Dataset items:

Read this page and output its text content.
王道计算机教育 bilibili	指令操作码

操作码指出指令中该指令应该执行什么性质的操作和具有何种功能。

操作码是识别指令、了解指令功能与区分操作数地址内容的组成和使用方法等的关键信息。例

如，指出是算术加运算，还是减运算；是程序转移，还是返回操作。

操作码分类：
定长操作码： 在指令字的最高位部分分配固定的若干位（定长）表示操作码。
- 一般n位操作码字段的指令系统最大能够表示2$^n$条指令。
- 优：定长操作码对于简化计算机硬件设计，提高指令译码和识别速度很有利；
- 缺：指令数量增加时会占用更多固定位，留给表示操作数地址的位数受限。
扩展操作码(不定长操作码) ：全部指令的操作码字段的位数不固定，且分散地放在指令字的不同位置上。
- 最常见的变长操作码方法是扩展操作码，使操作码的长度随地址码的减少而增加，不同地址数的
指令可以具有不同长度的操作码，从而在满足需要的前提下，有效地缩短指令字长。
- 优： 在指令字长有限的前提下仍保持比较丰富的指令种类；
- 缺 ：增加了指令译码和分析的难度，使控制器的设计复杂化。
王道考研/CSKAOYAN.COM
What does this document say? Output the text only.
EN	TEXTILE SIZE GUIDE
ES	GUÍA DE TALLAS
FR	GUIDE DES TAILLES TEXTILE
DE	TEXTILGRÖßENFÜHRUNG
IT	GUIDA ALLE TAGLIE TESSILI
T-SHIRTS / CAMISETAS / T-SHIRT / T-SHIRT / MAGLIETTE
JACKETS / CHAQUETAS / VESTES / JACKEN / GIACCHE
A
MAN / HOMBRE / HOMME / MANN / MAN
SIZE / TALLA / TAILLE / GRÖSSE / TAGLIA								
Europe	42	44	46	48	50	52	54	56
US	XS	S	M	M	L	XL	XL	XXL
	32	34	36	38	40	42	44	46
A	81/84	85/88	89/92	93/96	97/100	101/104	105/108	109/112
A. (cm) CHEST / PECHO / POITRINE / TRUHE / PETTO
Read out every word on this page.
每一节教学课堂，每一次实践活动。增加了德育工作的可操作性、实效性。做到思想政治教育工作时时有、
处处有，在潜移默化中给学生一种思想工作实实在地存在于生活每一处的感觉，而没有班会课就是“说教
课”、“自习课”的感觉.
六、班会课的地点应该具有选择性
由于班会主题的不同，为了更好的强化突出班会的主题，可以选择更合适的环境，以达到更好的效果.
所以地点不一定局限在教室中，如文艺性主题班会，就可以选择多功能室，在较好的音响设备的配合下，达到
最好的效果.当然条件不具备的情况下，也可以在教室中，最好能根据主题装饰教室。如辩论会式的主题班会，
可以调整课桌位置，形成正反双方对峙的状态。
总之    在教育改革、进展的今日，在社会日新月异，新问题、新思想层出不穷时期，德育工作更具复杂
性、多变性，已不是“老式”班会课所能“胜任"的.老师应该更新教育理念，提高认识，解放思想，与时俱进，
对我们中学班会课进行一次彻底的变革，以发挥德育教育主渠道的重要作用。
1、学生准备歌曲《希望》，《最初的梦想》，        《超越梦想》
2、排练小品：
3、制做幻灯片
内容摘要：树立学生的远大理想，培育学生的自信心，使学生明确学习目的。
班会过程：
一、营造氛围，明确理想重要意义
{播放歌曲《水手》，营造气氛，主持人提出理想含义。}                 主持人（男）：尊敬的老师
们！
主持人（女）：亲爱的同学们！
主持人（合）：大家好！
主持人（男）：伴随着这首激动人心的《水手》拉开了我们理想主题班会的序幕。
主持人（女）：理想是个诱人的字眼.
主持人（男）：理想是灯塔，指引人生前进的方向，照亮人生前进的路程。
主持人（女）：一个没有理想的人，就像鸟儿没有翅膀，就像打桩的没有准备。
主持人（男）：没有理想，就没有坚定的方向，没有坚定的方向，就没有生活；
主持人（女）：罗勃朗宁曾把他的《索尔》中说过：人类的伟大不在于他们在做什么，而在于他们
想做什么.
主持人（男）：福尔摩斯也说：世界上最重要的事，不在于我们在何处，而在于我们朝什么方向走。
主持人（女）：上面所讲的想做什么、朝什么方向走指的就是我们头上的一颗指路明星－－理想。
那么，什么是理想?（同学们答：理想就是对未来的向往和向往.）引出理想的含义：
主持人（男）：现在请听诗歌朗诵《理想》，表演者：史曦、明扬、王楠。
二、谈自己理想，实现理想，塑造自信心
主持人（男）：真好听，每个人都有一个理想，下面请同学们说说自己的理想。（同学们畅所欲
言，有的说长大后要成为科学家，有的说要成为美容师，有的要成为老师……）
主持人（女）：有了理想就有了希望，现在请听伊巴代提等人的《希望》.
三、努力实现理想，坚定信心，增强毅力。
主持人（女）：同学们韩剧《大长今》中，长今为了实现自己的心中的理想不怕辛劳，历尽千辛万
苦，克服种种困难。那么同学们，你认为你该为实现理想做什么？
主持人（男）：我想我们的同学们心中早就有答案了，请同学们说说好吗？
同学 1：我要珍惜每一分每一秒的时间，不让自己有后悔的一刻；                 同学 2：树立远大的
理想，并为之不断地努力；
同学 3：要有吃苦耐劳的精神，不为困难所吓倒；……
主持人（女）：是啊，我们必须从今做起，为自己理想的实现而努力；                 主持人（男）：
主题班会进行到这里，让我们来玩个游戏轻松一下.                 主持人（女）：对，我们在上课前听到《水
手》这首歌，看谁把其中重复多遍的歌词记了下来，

• _TASK GOAL_
Look for "page" and pull out every line that has it.

• _COMPLETED TASK_
Read this page and output its text content.
Read out every word on this page.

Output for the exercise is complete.